■ **WHAT THE EXERCISE ASKS**
Within the material below, find each line bearing the word "this" and present it.

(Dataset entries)
■ ■ ■
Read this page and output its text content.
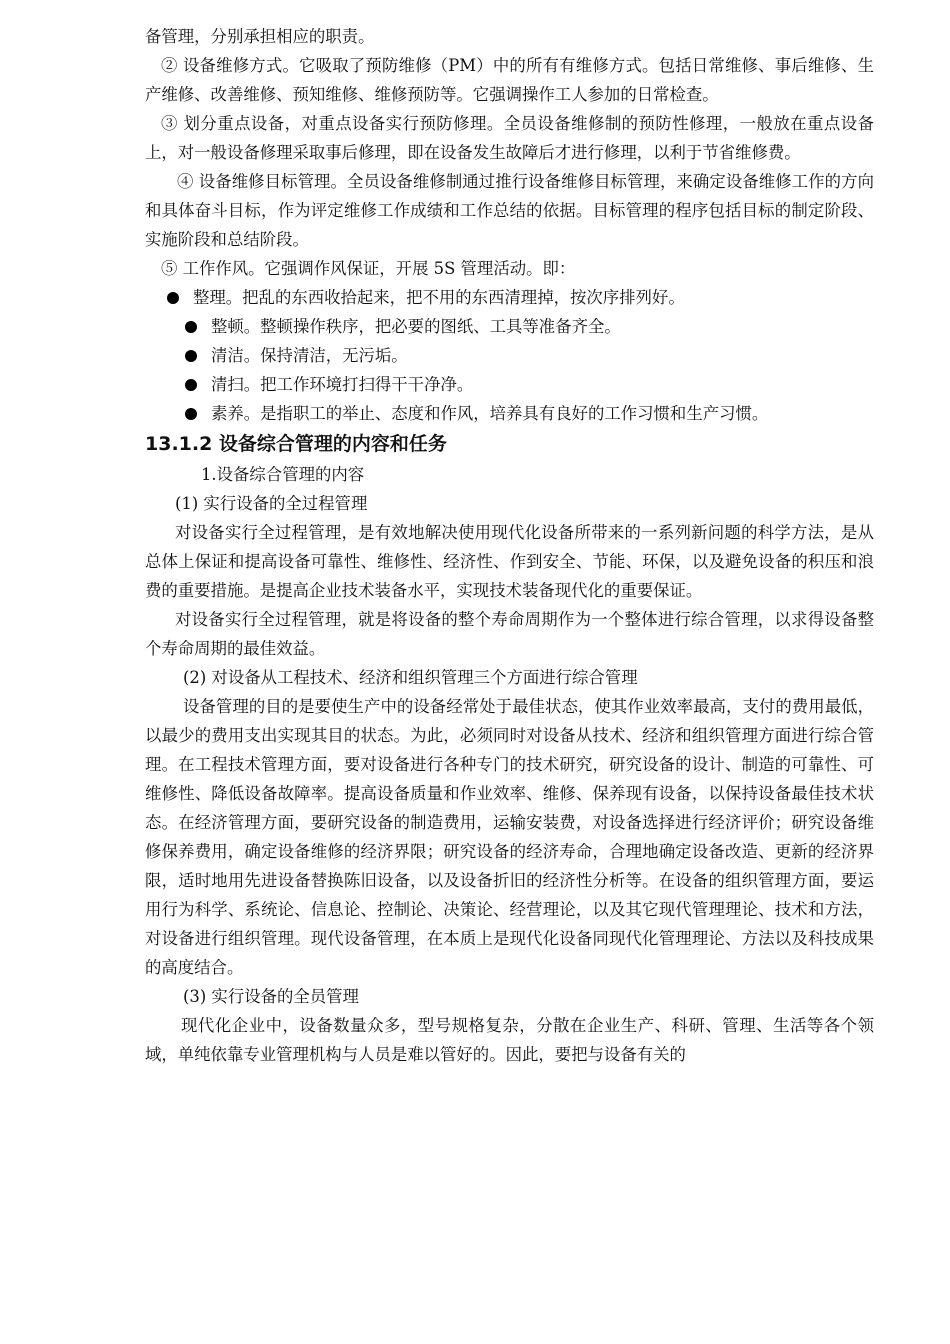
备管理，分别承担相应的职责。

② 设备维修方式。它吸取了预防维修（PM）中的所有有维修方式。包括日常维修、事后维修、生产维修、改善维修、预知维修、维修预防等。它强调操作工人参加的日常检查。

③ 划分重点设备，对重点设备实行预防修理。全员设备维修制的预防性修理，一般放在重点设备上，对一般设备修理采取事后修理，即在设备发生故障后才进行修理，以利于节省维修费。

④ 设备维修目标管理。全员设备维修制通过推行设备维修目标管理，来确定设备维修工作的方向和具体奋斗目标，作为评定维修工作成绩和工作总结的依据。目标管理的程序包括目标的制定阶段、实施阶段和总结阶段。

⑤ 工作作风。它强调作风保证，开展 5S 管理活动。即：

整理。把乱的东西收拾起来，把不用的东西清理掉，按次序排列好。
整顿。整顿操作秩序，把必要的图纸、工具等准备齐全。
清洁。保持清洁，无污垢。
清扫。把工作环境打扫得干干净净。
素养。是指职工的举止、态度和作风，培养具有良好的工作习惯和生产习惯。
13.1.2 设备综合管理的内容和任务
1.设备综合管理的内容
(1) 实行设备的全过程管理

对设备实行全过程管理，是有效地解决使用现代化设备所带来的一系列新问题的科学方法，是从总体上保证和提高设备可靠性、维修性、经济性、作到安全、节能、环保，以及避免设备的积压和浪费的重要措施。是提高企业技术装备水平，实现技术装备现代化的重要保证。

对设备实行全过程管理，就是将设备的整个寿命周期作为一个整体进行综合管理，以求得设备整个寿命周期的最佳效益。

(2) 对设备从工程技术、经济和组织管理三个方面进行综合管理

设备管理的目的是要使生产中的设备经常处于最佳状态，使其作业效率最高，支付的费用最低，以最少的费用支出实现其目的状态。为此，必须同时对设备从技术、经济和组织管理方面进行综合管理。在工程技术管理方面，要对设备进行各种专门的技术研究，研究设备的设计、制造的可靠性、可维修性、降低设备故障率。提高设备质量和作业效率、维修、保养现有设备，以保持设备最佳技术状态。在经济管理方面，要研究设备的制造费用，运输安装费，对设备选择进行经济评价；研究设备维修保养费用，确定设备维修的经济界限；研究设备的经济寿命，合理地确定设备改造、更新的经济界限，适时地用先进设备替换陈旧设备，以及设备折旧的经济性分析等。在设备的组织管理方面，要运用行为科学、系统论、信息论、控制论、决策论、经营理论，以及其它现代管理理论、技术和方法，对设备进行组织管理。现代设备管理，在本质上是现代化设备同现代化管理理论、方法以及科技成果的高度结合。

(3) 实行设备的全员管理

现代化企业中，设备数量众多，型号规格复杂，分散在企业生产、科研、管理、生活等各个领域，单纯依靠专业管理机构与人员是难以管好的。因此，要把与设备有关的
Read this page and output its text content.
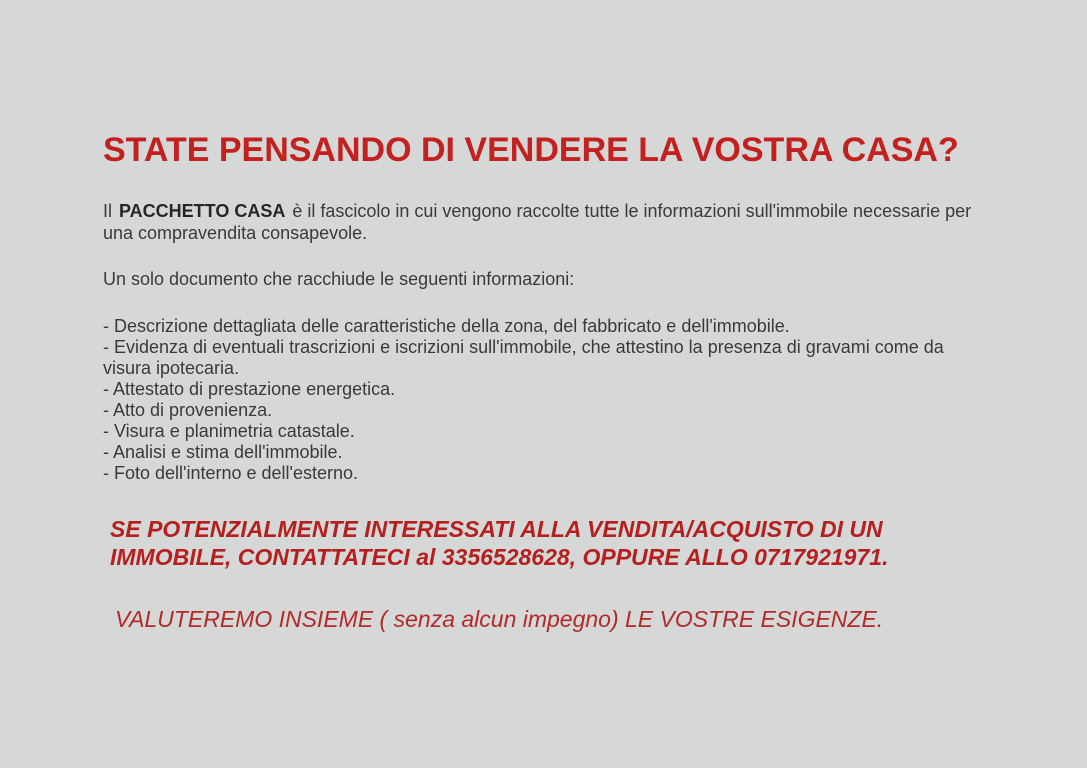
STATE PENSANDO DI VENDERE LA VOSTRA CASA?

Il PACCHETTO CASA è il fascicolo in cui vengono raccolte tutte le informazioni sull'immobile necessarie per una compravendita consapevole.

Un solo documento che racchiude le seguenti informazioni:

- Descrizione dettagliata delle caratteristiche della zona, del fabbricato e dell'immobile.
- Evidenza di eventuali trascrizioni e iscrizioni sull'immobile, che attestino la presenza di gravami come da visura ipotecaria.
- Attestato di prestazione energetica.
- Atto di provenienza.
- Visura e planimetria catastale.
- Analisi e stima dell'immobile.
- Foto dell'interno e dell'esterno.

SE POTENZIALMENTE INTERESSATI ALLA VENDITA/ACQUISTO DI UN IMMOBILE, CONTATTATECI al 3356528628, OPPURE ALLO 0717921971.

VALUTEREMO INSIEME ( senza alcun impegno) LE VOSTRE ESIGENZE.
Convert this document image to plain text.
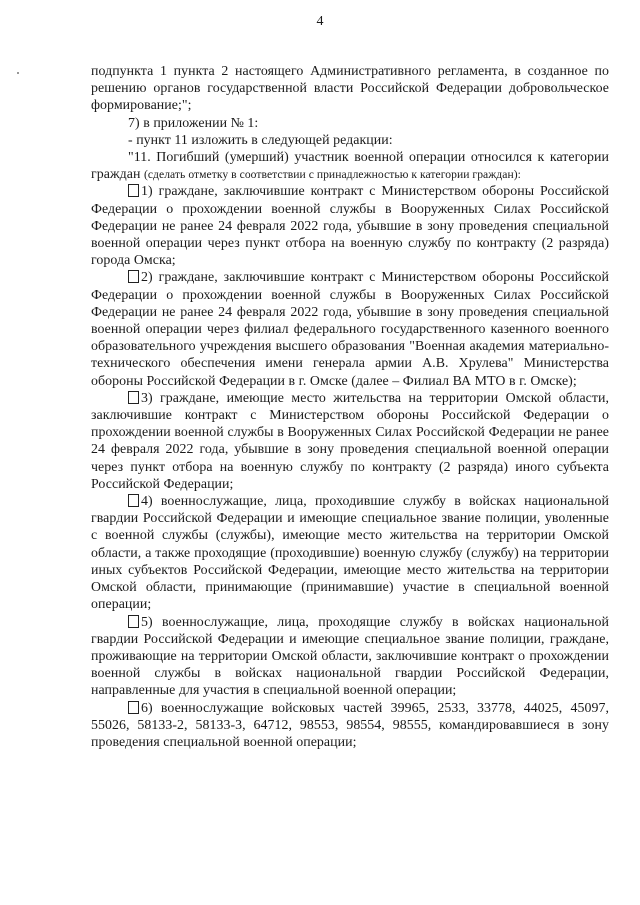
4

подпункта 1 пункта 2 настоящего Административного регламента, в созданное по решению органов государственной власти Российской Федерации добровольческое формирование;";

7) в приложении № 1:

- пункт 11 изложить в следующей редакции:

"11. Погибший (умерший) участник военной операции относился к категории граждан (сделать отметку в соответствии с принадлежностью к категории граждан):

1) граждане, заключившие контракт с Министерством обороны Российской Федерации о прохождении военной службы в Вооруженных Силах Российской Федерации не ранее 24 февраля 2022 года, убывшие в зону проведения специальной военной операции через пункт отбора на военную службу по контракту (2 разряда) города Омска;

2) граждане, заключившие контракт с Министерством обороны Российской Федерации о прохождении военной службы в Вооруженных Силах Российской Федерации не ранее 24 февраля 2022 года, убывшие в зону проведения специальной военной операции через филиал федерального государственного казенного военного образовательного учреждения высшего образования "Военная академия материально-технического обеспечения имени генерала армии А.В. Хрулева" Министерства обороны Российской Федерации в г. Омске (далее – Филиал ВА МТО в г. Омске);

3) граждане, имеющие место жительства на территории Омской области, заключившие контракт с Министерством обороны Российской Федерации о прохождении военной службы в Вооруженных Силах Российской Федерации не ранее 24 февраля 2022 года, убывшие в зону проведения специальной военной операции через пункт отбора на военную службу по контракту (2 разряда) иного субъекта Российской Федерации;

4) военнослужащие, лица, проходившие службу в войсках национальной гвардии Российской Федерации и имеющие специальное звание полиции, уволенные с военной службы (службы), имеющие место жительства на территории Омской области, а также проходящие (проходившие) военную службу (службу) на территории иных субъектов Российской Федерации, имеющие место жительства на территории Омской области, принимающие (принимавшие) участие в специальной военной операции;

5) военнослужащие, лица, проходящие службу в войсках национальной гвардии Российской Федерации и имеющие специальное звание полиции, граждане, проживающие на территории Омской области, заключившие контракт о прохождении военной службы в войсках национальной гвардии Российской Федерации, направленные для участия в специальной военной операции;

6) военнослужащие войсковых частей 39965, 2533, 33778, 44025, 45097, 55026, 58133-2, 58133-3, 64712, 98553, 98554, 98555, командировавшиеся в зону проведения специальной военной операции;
■ ■ ■
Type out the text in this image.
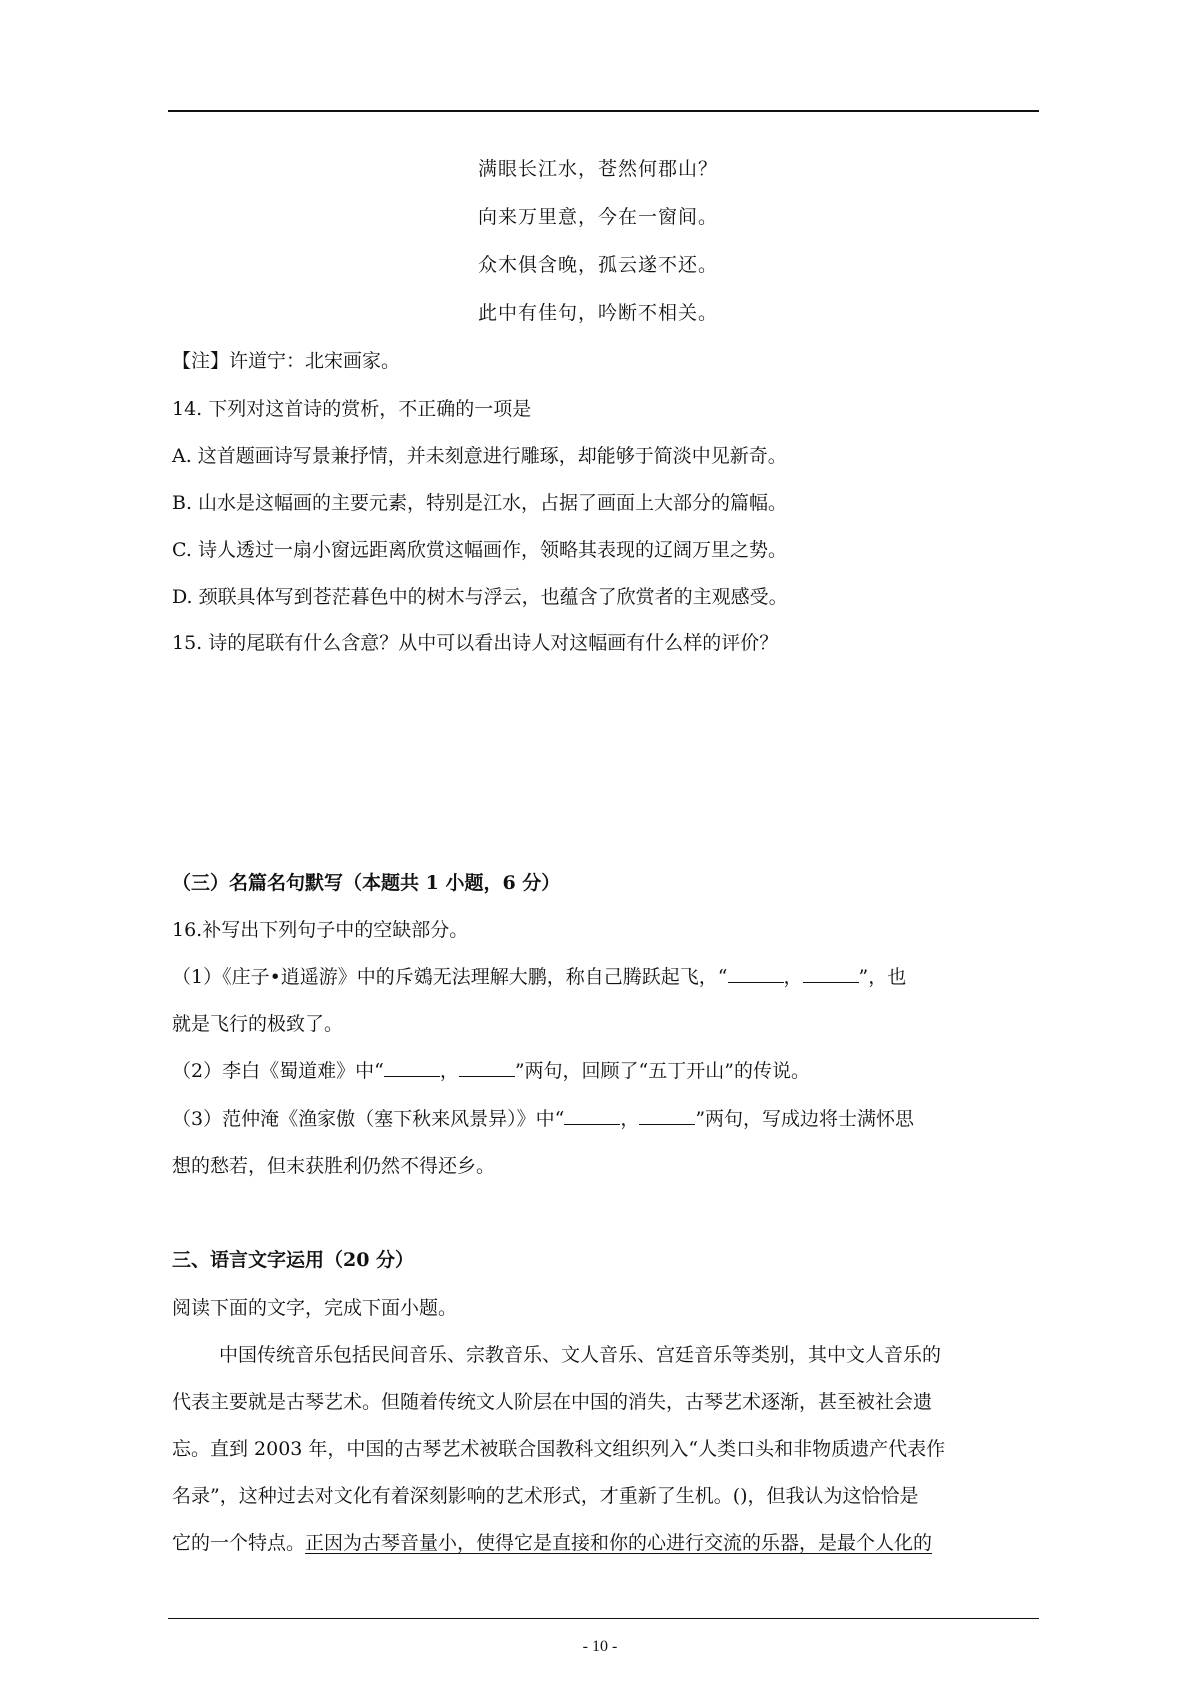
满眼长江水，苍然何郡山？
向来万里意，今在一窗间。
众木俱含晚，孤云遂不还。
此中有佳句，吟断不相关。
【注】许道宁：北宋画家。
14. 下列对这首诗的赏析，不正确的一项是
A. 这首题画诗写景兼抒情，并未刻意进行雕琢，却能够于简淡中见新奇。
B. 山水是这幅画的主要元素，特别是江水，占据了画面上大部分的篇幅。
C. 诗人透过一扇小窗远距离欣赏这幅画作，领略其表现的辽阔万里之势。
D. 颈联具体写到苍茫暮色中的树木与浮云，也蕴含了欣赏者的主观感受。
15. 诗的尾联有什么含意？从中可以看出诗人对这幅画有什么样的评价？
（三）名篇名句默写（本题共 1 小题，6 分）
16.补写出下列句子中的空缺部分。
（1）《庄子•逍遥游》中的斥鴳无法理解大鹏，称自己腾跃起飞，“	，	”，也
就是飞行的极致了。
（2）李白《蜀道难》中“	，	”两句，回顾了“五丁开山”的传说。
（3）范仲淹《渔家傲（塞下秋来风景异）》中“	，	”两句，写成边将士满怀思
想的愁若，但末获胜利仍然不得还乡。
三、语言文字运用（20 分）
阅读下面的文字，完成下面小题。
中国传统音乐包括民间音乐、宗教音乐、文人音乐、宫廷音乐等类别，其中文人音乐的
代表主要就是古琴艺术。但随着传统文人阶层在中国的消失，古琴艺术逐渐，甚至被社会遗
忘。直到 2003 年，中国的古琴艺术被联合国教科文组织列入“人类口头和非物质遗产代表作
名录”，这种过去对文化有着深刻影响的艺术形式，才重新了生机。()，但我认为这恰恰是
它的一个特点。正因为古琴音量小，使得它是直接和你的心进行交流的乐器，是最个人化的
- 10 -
■ ■ ■
■ **TASK ANSWER**
Read this page and output its text content.
Read this page and output its text content.
Convert this document image to plain text.
Type out the text in this image.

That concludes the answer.